# DATA LISTING
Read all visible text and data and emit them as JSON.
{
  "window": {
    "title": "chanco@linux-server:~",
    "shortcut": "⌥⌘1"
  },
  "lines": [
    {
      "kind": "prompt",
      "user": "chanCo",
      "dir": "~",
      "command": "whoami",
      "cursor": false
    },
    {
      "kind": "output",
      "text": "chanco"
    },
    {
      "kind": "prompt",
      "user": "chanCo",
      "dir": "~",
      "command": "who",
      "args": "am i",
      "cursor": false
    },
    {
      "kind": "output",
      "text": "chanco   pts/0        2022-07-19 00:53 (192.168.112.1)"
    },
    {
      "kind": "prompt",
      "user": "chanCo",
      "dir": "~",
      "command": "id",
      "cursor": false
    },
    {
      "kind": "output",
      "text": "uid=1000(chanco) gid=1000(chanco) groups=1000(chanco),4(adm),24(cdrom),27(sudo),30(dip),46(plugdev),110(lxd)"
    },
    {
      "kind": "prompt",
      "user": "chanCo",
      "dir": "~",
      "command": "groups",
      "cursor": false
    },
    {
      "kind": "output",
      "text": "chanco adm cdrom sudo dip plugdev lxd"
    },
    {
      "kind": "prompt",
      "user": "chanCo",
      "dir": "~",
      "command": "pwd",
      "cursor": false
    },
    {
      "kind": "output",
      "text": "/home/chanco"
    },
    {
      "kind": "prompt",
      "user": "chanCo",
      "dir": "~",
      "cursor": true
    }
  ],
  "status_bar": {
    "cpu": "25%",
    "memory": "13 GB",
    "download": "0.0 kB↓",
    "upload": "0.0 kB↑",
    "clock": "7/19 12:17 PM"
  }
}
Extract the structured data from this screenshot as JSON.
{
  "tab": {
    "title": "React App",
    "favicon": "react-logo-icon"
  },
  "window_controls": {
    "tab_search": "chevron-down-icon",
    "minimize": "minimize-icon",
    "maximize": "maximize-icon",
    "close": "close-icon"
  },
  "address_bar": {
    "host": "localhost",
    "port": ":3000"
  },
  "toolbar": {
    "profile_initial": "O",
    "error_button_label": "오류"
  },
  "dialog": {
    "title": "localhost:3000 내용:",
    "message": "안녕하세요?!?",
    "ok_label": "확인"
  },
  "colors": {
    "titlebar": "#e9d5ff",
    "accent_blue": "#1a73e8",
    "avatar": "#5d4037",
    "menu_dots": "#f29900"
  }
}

# EXERCISE BRIEF
Return the lines above exactly, keeping every word.

# EXERCISE OUTPUT
Read all visible text and data and emit them as JSON.
{
  "window": {
    "title": "chanco@linux-server:~",
    "shortcut": "⌥⌘1"
  },
  "lines": [
    {
      "kind": "prompt",
      "user": "chanCo",
      "dir": "~",
      "command": "whoami",
      "cursor": false
    },
    {
      "kind": "output",
      "text": "chanco"
    },
    {
      "kind": "prompt",
      "user": "chanCo",
      "dir": "~",
      "command": "who",
      "args": "am i",
      "cursor": false
    },
    {
      "kind": "output",
      "text": "chanco   pts/0        2022-07-19 00:53 (192.168.112.1)"
    },
    {
      "kind": "prompt",
      "user": "chanCo",
      "dir": "~",
      "command": "id",
      "cursor": false
    },
    {
      "kind": "output",
      "text": "uid=1000(chanco) gid=1000(chanco) groups=1000(chanco),4(adm),24(cdrom),27(sudo),30(dip),46(plugdev),110(lxd)"
    },
    {
      "kind": "prompt",
      "user": "chanCo",
      "dir": "~",
      "command": "groups",
      "cursor": false
    },
    {
      "kind": "output",
      "text": "chanco adm cdrom sudo dip plugdev lxd"
    },
    {
      "kind": "prompt",
      "user": "chanCo",
      "dir": "~",
      "command": "pwd",
      "cursor": false
    },
    {
      "kind": "output",
      "text": "/home/chanco"
    },
    {
      "kind": "prompt",
      "user": "chanCo",
      "dir": "~",
      "cursor": true
    }
  ],
  "status_bar": {
    "cpu": "25%",
    "memory": "13 GB",
    "download": "0.0 kB↓",
    "upload": "0.0 kB↑",
    "clock": "7/19 12:17 PM"
  }
}
Extract the structured data from this screenshot as JSON.
{
  "tab": {
    "title": "React App",
    "favicon": "react-logo-icon"
  },
  "window_controls": {
    "tab_search": "chevron-down-icon",
    "minimize": "minimize-icon",
    "maximize": "maximize-icon",
    "close": "close-icon"
  },
  "address_bar": {
    "host": "localhost",
    "port": ":3000"
  },
  "toolbar": {
    "profile_initial": "O",
    "error_button_label": "오류"
  },
  "dialog": {
    "title": "localhost:3000 내용:",
    "message": "안녕하세요?!?",
    "ok_label": "확인"
  },
  "colors": {
    "titlebar": "#e9d5ff",
    "accent_blue": "#1a73e8",
    "avatar": "#5d4037",
    "menu_dots": "#f29900"
  }
}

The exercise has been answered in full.